## TASKS TO PERFORM
- 1) In the Spears studio profile, what is the name of the track she is finishing work on?
- 2) Pick up the Spears studio profile after its final line and keep writing.

## EXCERPTED PASSAGE
= = = = = = =

The beauty rest has done her well: In a Hollywood recording studio in September, dressed in black jeans, platform heels and a bedazzled hoodie, Spears looks more like her former self than she has in years. She has makeup on, but it's faded just enough that it could be yesterday's. She says she's considering lopping off the weave she's worn since shaving her head in 2007, and when she counts up her tattoos — "Seven! Oh, my God, y'all!" — she falls back into the couch giggling, kicking her feet in the air.

Spears has always been like this: silly, sweet, humble. She has never been very articulate, but she always tries to be accommodating. Tonight, she's listening to mixes and finishing work on a track called "Lace and Leather." When I ask how she knows if a song is going to be a hit, she says, "You just hear it, and you're like, oh, my God, if somebody else takes this song, you're gonna kill yourself, you know what I mean? Like, this one I'm doing tonight, I think it's good, and it's, like, really quirky and different and girly."

"A little naughty," says her manager, Larry Rudolph, 45, sitting nearby in a T-shirt and jeans.

= = = = = = =

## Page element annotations

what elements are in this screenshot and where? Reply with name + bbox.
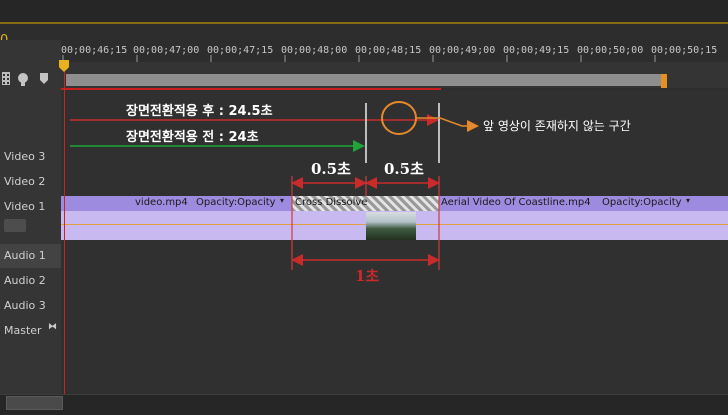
horizontal-scrollbar[interactable] <box>0 394 728 415</box>
annotation-total: 1초 <box>355 267 380 285</box>
annotation-after: 장면전환적용 후 : 24.5초 <box>126 104 273 119</box>
callout-arrow <box>416 117 479 132</box>
scrollbar-thumb[interactable] <box>6 396 63 410</box>
highlight-circle <box>381 101 417 135</box>
annotation-before: 장면전환적용 전 : 24초 <box>126 130 259 145</box>
annotation-half-right: 0.5초 <box>384 160 424 178</box>
annotation-gap-note: 앞 영상이 존재하지 않는 구간 <box>483 119 631 133</box>
annotation-overlay <box>70 101 479 270</box>
annotation-half-left: 0.5초 <box>311 160 351 178</box>
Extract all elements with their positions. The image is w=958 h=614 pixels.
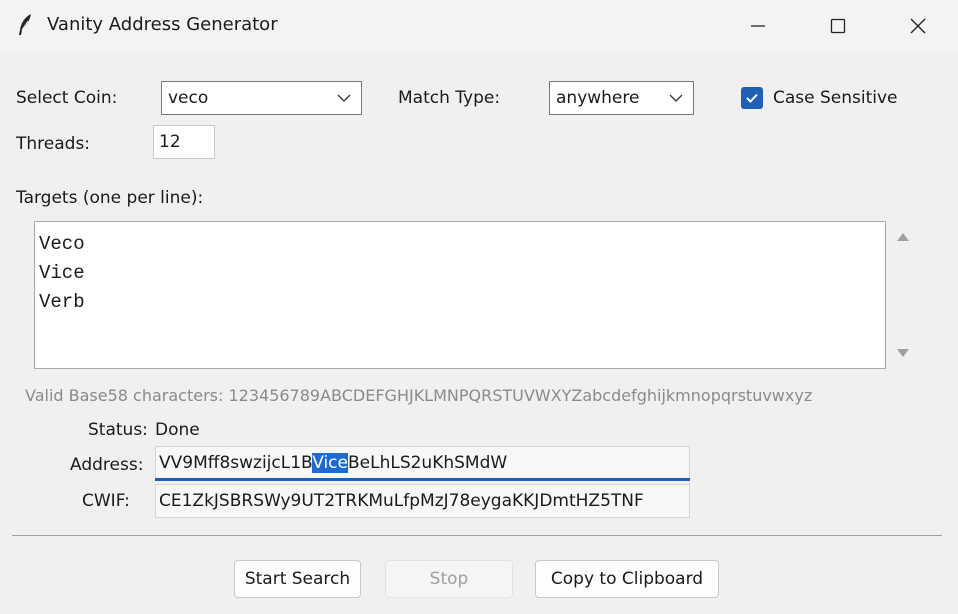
case-sensitive-checkbox[interactable] [741,87,763,109]
checkmark-icon [746,93,758,103]
address-prefix: VV9Mff8swzijcL1B [159,453,313,473]
title-bar: Vanity Address Generator [0,0,958,52]
match-type-label: Match Type: [398,88,501,108]
maximize-icon [830,18,846,34]
address-match-highlight: Vice [312,453,348,473]
select-coin-label: Select Coin: [16,88,118,108]
copy-to-clipboard-button[interactable]: Copy to Clipboard [535,560,719,598]
target-line: Veco [39,233,85,255]
coin-select-value: veco [168,88,209,108]
stop-button[interactable]: Stop [385,560,513,598]
scroll-down-icon[interactable] [896,348,910,358]
scroll-up-icon[interactable] [896,232,910,242]
start-search-button[interactable]: Start Search [234,560,361,598]
address-field[interactable]: VV9Mff8swzijcL1BViceBeLhLS2uKhSMdW [155,446,690,480]
cwif-label: CWIF: [82,491,130,511]
target-line: Vice [39,262,85,284]
threads-input[interactable]: 12 [153,125,215,159]
targets-label: Targets (one per line): [16,188,204,208]
match-type-select[interactable]: anywhere [549,81,694,115]
cwif-field[interactable]: CE1ZkJSBRSWy9UT2TRKMuLfpMzJ78eygaKKJDmtH… [155,484,690,518]
address-focus-underline [155,478,690,481]
targets-scrollbar[interactable] [890,221,916,369]
address-suffix: BeLhLS2uKhSMdW [347,453,508,473]
maximize-button[interactable] [798,0,878,52]
target-line: Verb [39,291,85,313]
close-button[interactable] [878,0,958,52]
case-sensitive-label[interactable]: Case Sensitive [773,88,898,108]
window-title: Vanity Address Generator [47,14,278,35]
feather-icon [19,14,31,35]
status-value: Done [155,420,200,440]
divider [12,535,942,536]
match-type-value: anywhere [556,88,640,108]
coin-select[interactable]: veco [161,81,362,115]
minimize-icon [751,25,765,27]
targets-textarea[interactable]: Veco Vice Verb [34,221,886,369]
chevron-down-icon [669,94,683,102]
chevron-down-icon [337,94,351,102]
close-icon [910,18,926,34]
base58-hint: Valid Base58 characters: 123456789ABCDEF… [25,386,813,405]
minimize-button[interactable] [718,0,798,52]
status-label: Status: [88,420,148,440]
threads-label: Threads: [16,134,91,154]
address-label: Address: [70,455,144,475]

= = = = = = =

## PER-TASK ANSWERS
- 1) "Lace and Leather"

- 2)
"A little naugh-tay," Spears agrees, sounding half-embarrassed.

There are differences in Britney, too, from the last time I saw her, in 2006, when we hung out in her New York hotel room watching American Idol while her son Sean Preston crawled around on the bed nearby. She is shyer, more guarded, remote — like the old Britney but with the volume turned way down. Her last hit single, "Piece of Me," dealt with her public image ("I'm Miss Bad Media Karma/Another day, another drama"), but she says she's not sure she wants to include anything so revealing on Circus. "It's scary to put yourself out there and be like, 'Oh, God, is that cool?' If you're not going to really go for it, you can't just go there halfway." And then, as though changing her mind midthought, she adds, "But sometimes, when you go for it, you can't lose."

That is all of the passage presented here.